[Figure content listings]
################
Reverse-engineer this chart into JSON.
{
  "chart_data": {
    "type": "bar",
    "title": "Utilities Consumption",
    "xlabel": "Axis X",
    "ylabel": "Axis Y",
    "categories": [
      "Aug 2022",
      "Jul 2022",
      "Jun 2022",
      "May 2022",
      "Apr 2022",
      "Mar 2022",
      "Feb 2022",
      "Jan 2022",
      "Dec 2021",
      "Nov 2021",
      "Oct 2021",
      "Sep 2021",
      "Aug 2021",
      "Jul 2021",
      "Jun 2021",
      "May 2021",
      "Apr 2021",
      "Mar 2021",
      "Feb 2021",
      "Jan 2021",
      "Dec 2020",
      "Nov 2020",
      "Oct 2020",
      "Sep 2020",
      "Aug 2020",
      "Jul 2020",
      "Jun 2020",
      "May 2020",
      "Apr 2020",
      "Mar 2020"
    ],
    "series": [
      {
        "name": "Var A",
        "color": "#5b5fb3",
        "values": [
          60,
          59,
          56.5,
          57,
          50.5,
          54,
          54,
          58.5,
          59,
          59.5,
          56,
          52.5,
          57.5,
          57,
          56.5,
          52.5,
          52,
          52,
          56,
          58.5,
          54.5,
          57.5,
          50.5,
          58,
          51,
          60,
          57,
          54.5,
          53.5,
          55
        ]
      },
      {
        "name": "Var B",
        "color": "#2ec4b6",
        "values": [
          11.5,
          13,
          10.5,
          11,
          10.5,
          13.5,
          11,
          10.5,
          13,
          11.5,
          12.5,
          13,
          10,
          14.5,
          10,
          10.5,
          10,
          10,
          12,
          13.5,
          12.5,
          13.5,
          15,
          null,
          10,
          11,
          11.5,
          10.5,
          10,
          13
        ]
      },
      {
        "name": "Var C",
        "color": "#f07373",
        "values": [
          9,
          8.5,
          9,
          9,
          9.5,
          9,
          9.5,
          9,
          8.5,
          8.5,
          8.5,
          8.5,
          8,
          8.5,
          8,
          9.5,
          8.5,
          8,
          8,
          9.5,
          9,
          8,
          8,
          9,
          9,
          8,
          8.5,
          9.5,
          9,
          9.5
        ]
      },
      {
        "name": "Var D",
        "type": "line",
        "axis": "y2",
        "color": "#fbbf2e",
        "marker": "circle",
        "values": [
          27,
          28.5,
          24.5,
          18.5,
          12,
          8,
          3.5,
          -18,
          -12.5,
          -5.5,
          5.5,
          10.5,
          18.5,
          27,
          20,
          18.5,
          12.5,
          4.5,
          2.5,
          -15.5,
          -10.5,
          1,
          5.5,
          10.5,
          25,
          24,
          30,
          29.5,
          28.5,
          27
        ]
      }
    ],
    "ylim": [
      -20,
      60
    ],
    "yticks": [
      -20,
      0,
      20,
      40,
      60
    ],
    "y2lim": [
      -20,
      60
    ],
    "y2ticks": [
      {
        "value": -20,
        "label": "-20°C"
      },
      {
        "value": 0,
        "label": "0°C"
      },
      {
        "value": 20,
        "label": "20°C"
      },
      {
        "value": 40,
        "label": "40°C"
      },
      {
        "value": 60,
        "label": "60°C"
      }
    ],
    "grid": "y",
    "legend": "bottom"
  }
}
################
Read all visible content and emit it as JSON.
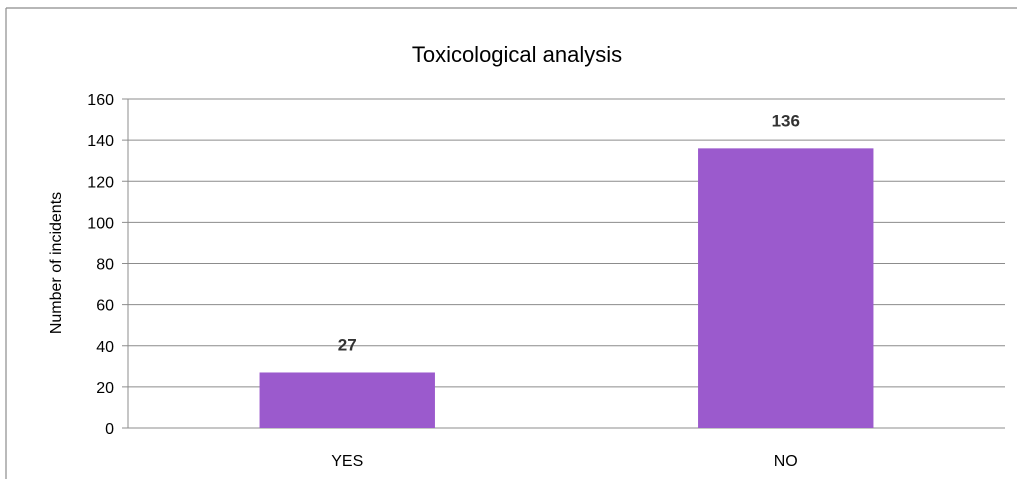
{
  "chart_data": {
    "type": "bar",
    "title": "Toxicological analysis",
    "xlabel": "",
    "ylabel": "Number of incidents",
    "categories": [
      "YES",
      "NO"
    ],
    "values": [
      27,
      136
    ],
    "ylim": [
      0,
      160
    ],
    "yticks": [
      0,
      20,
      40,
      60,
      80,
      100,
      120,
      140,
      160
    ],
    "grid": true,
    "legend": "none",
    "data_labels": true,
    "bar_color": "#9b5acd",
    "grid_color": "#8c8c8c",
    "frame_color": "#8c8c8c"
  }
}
################
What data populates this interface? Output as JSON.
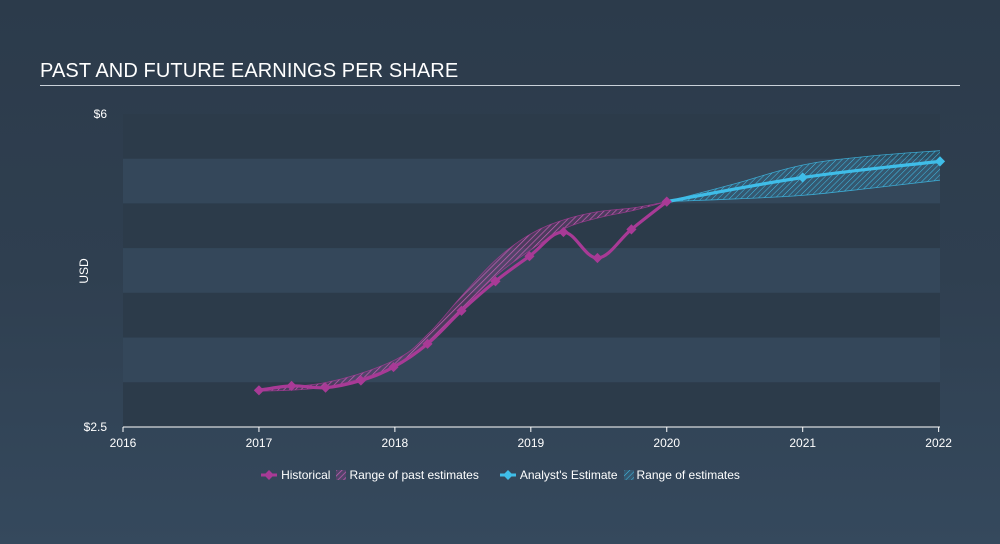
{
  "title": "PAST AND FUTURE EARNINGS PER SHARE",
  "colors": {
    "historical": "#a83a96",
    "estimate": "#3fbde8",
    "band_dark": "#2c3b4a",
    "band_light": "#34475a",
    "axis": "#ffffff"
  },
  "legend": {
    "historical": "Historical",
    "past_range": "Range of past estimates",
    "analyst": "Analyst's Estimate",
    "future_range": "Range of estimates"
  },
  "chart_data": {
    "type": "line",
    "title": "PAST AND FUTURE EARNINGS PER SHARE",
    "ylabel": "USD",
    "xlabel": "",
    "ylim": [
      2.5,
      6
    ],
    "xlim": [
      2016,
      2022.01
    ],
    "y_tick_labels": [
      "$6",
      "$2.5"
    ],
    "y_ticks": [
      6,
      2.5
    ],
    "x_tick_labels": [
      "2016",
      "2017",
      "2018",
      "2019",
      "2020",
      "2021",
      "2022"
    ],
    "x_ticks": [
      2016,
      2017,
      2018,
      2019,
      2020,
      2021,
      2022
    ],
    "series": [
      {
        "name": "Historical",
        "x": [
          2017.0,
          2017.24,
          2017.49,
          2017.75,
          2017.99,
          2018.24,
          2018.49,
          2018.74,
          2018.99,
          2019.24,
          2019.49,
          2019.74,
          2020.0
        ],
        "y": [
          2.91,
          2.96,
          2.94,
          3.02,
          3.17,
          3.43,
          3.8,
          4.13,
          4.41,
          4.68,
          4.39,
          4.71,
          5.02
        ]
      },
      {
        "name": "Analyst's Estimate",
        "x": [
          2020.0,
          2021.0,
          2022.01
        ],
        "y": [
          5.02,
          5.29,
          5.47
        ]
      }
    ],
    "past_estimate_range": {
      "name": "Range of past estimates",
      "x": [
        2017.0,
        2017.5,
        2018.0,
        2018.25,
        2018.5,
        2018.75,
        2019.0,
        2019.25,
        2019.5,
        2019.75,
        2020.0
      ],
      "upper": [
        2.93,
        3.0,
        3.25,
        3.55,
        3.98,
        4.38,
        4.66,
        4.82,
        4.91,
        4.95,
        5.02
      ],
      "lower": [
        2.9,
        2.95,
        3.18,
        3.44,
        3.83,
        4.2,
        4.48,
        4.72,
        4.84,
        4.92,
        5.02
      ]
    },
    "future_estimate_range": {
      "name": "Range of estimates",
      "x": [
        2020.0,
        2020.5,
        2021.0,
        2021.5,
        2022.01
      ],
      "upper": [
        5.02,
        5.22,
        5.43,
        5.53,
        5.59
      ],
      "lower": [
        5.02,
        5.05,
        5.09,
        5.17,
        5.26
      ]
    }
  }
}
################
Objective.
Check each line of the entries above, and show every one holding the word "EARNINGS".

Result of this task.
  "title": "PAST AND FUTURE EARNINGS PER SHARE",
    "title": "PAST AND FUTURE EARNINGS PER SHARE",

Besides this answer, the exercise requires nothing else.